Exercise instructions
Rewrite the part of the rows that opens with the line containing "464, 298, 479]" and closes with the line containing "attribute-table: İl Balıkesir" as a JSON list of strings, one string per line, skipping blank lines.
§ §
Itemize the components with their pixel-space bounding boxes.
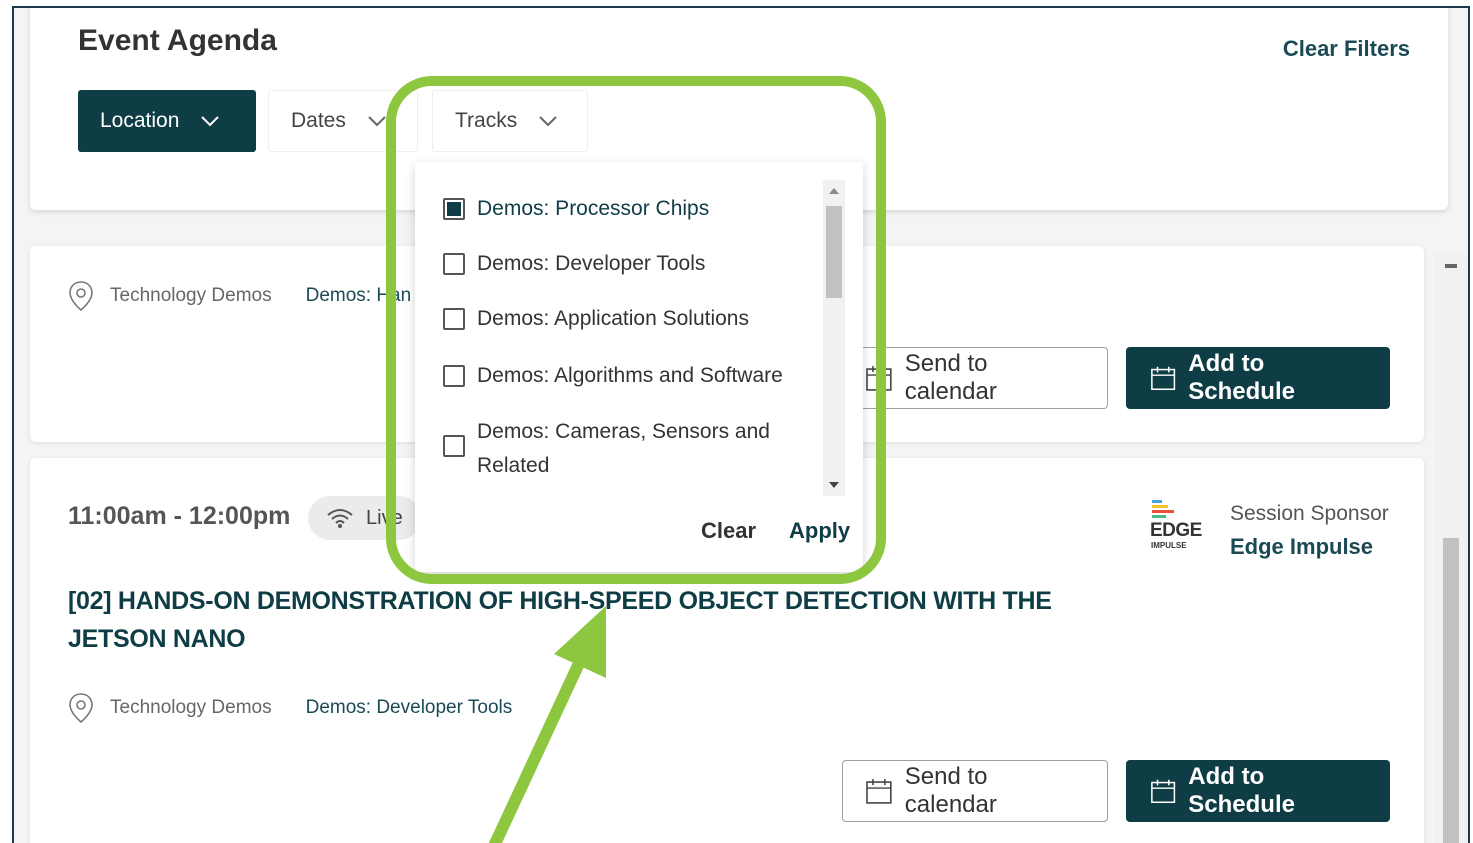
calendar-icon — [1151, 366, 1176, 391]
map-pin-icon — [69, 281, 93, 312]
live-badge: Live — [308, 496, 421, 540]
track-option-application-solutions[interactable]: Demos: Application Solutions — [443, 302, 749, 336]
calendar-icon — [1151, 779, 1176, 804]
checkbox[interactable] — [443, 365, 465, 387]
track-option-label: Demos: Developer Tools — [477, 252, 706, 275]
dates-filter-button[interactable]: Dates — [268, 90, 418, 152]
tracks-filter-label: Tracks — [455, 109, 518, 132]
session-title-link[interactable]: [02] HANDS-ON DEMONSTRATION OF HIGH-SPEE… — [68, 582, 1108, 658]
clear-filters-link[interactable]: Clear Filters — [1283, 36, 1410, 62]
send-to-calendar-button[interactable]: Send to calendar — [842, 347, 1108, 409]
session-track-link[interactable]: Demos: Developer Tools — [306, 697, 513, 719]
session-location-row: Technology Demos Demos: Developer Tools — [68, 692, 512, 724]
tracks-filter-button[interactable]: Tracks — [432, 90, 588, 152]
dates-filter-label: Dates — [291, 109, 346, 132]
sponsor-name-link[interactable]: Edge Impulse — [1230, 534, 1373, 560]
session-location-row: Technology Demos Demos: Han — [68, 280, 411, 312]
app-frame: Event Agenda Clear Filters Location Date… — [12, 6, 1470, 843]
chevron-down-icon — [368, 116, 386, 127]
track-option-developer-tools[interactable]: Demos: Developer Tools — [443, 247, 705, 281]
edge-impulse-logo-subtext: IMPULSE — [1151, 541, 1187, 550]
tracks-dropdown: Demos: Processor Chips Demos: Developer … — [415, 162, 863, 572]
add-to-schedule-label: Add to Schedule — [1188, 350, 1295, 405]
scroll-up-arrow-icon[interactable] — [829, 188, 839, 194]
wifi-icon — [327, 509, 353, 528]
checkbox[interactable] — [443, 435, 465, 457]
edge-impulse-logo-text: EDGE — [1150, 520, 1202, 541]
map-pin-icon — [69, 693, 93, 724]
track-option-label: Demos: Algorithms and Software — [477, 364, 783, 387]
checkbox[interactable] — [443, 253, 465, 275]
apply-button[interactable]: Apply — [789, 518, 850, 544]
session-time: 11:00am - 12:00pm — [68, 502, 291, 530]
clear-button[interactable]: Clear — [701, 518, 756, 544]
track-option-algorithms-software[interactable]: Demos: Algorithms and Software — [443, 359, 783, 393]
location-filter-button[interactable]: Location — [78, 90, 256, 152]
scroll-down-arrow-icon[interactable] — [829, 482, 839, 488]
page-scrollbar-thumb[interactable] — [1443, 538, 1459, 843]
dropdown-scrollbar-thumb[interactable] — [826, 206, 842, 298]
calendar-icon — [866, 366, 892, 391]
send-to-calendar-button[interactable]: Send to calendar — [842, 760, 1108, 822]
scroll-indicator-icon — [1445, 264, 1457, 268]
session-location: Technology Demos — [110, 697, 272, 718]
chevron-down-icon — [201, 116, 220, 127]
sponsor-label: Session Sponsor — [1230, 502, 1389, 525]
track-option-processor-chips[interactable]: Demos: Processor Chips — [443, 192, 709, 226]
add-to-schedule-label: Add to Schedule — [1188, 763, 1295, 818]
checkbox[interactable] — [443, 308, 465, 330]
add-to-schedule-button[interactable]: Add to Schedule — [1126, 347, 1390, 409]
location-filter-label: Location — [100, 109, 180, 132]
calendar-icon — [866, 779, 892, 804]
checkbox-checked[interactable] — [443, 198, 465, 220]
session-location: Technology Demos — [110, 285, 272, 306]
send-to-calendar-label: Send to calendar — [904, 350, 997, 405]
page-title: Event Agenda — [78, 24, 277, 57]
track-option-label: Demos: Cameras, Sensors and Related — [477, 420, 770, 477]
live-label: Live — [366, 506, 403, 529]
dropdown-scrollbar[interactable] — [823, 180, 845, 496]
chevron-down-icon — [539, 116, 557, 127]
track-option-cameras-sensors[interactable]: Demos: Cameras, Sensors and Related — [443, 415, 793, 483]
track-option-label: Demos: Processor Chips — [477, 197, 710, 220]
track-option-label: Demos: Application Solutions — [477, 307, 749, 330]
add-to-schedule-button[interactable]: Add to Schedule — [1126, 760, 1390, 822]
edge-impulse-logo: EDGE IMPULSE — [1148, 498, 1204, 550]
page-scrollbar[interactable] — [1434, 252, 1468, 843]
session-track-link[interactable]: Demos: Han — [306, 285, 412, 307]
send-to-calendar-label: Send to calendar — [904, 763, 997, 818]
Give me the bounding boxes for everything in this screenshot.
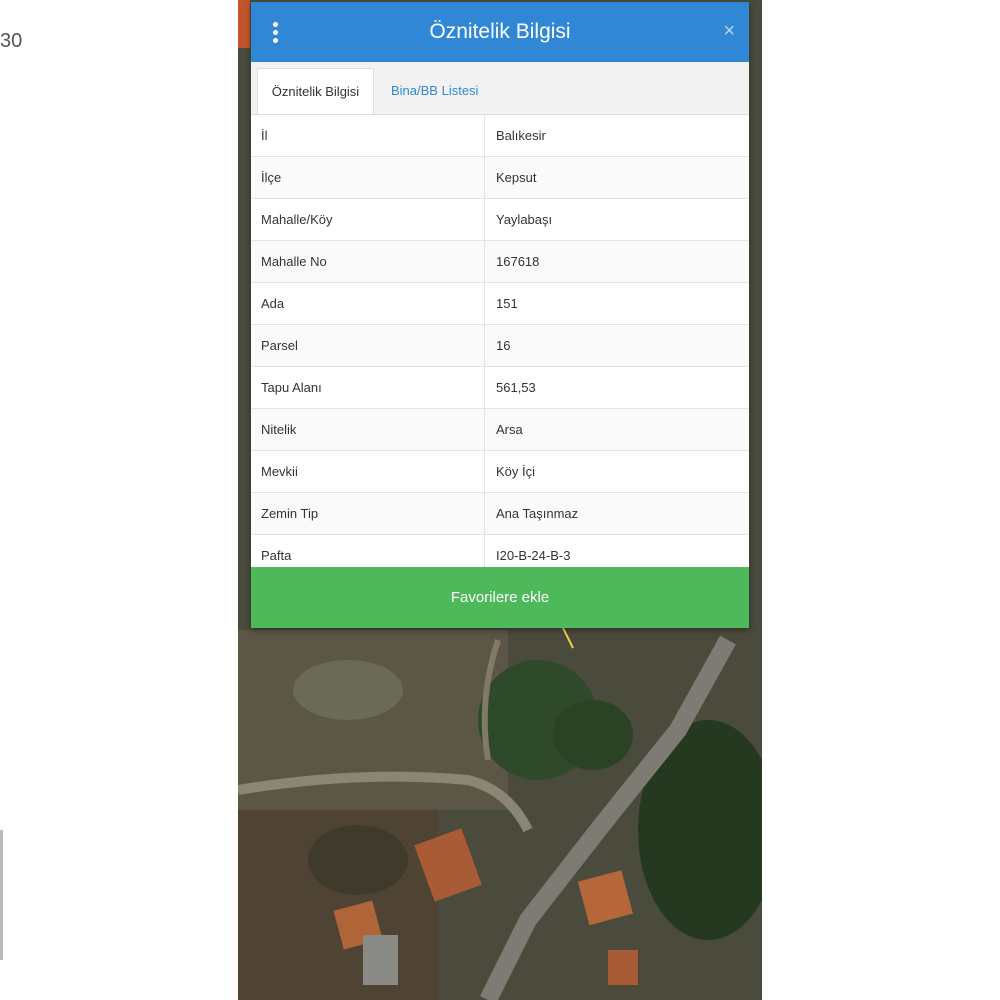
row-key: Mevkii	[261, 464, 298, 479]
tab-attribute-info[interactable]: Öznitelik Bilgisi	[257, 68, 374, 114]
row-key: İlçe	[261, 170, 282, 185]
row-key: Parsel	[261, 338, 298, 353]
phone-screen: Öznitelik Bilgisi × Öznitelik Bilgisi Bi…	[238, 0, 762, 1000]
row-value: Ana Taşınmaz	[496, 506, 579, 521]
table-row: İl Balıkesir	[251, 115, 749, 157]
row-key: Mahalle/Köy	[261, 212, 333, 227]
row-key: Tapu Alanı	[261, 380, 322, 395]
row-value: 167618	[496, 254, 540, 269]
add-to-favorites-button[interactable]: Favorilere ekle	[251, 567, 749, 628]
row-value: 151	[496, 296, 518, 311]
dialog-title: Öznitelik Bilgisi	[429, 20, 571, 43]
table-row: Mahalle/Köy Yaylabaşı	[251, 199, 749, 241]
table-row: İlçe Kepsut	[251, 157, 749, 199]
background-sliver	[0, 830, 3, 960]
table-row: Nitelik Arsa	[251, 409, 749, 451]
row-value: Kepsut	[496, 170, 537, 185]
row-value: 561,53	[496, 380, 536, 395]
dialog-header: Öznitelik Bilgisi ×	[251, 2, 749, 62]
row-key: Zemin Tip	[261, 506, 319, 521]
table-row: Ada 151	[251, 283, 749, 325]
row-value: Arsa	[496, 422, 523, 437]
table-row: Mevkii Köy İçi	[251, 451, 749, 493]
row-key: Nitelik	[261, 422, 297, 437]
row-key: İl	[261, 128, 268, 143]
row-value: Balıkesir	[496, 128, 546, 143]
map-edge-strip	[238, 0, 250, 48]
row-value: 16	[496, 338, 511, 353]
background-corner-text: 30	[0, 30, 23, 52]
table-row: Zemin Tip Ana Taşınmaz	[251, 493, 749, 535]
tab-bar: Öznitelik Bilgisi Bina/BB Listesi	[251, 62, 749, 115]
attribute-table: İl Balıkesir İlçe Kepsut Mahalle/Köy Yaylab…	[251, 115, 749, 577]
attribute-info-dialog: Öznitelik Bilgisi × Öznitelik Bilgisi Bi…	[251, 2, 749, 628]
table-row: Parsel 16	[251, 325, 749, 367]
row-value: Yaylabaşı	[496, 212, 553, 227]
close-icon[interactable]: ×	[723, 19, 735, 43]
row-value: Köy İçi	[496, 464, 536, 479]
row-key: Ada	[261, 296, 285, 311]
table-row: Tapu Alanı 561,53	[251, 367, 749, 409]
tab-building-list[interactable]: Bina/BB Listesi	[381, 68, 488, 114]
table-row: Mahalle No 167618	[251, 241, 749, 283]
row-key: Mahalle No	[261, 254, 327, 269]
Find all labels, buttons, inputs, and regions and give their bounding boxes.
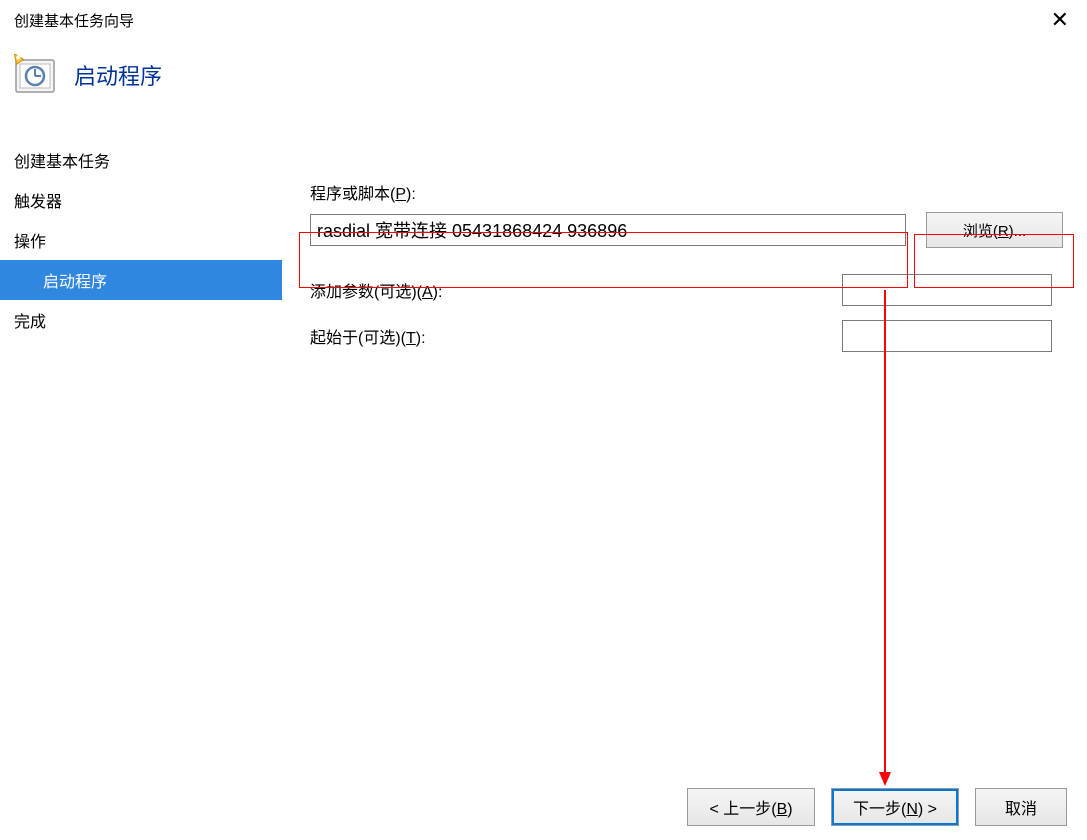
§ §
Result
[
  "row-key: Mevkii\t[261, 464, 298, 479]",
  "tab-attribute-info[interactable]: Öznitelik Bilgisi\t[257, 68, 374, 114]",
  "row-key: İlçe\t[261, 170, 282, 185]",
  "row-key: Parsel\t[261, 338, 298, 353]",
  "phone-screen: Öznitelik Bilgisi × Öznitelik Bilgisi Bi…\t[238, 0, 762, 1000]",
  "row-value: Ana Taşınmaz\t[496, 506, 579, 521]",
  "table-row: İl Balıkesir\t[251, 115, 749, 157]",
  "row-key: Mahalle/Köy\t[261, 212, 333, 227]",
  "row-key: Tapu Alanı\t[261, 380, 322, 395]",
  "row-value: 167618\t[496, 254, 540, 269]",
  "add-to-favorites-button[interactable]: Favorilere ekle\t[251, 567, 749, 628]",
  "row-value: 151\t[496, 296, 518, 311]",
  "dialog-title: Öznitelik Bilgisi\t[429, 20, 571, 43]",
  "table-row: Mahalle/Köy Yaylabaşı\t[251, 199, 749, 241]",
  "table-row: İlçe Kepsut\t[251, 157, 749, 199]",
  "background-sliver\t[0, 830, 3, 960]",
  "table-row: Nitelik Arsa\t[251, 409, 749, 451]",
  "row-value: Kepsut\t[496, 170, 537, 185]",
  "row-value: 561,53\t[496, 380, 536, 395]",
  "dialog-header: Öznitelik Bilgisi ×\t[251, 2, 749, 62]",
  "row-key: Zemin Tip\t[261, 506, 319, 521]",
  "table-row: Ada 151\t[251, 283, 749, 325]",
  "row-value: Arsa\t[496, 422, 523, 437]",
  "table-row: Mevkii Köy İçi\t[251, 451, 749, 493]",
  "row-key: Nitelik\t[261, 422, 297, 437]",
  "row-key: İl\t[261, 128, 268, 143]",
  "row-value: Balıkesir\t[496, 128, 546, 143]",
  "map-edge-strip\t[238, 0, 250, 48]",
  "row-value: 16\t[496, 338, 511, 353]",
  "background-corner-text: 30\t[0, 30, 23, 52]",
  "table-row: Zemin Tip Ana Taşınmaz\t[251, 493, 749, 535]",
  "tab-bar: Öznitelik Bilgisi Bina/BB Listesi\t[251, 62, 749, 115]",
  "attribute-table: İl Balıkesir İlçe Kepsut Mahalle/Köy Yaylab…\t[251, 115, 749, 577]"
]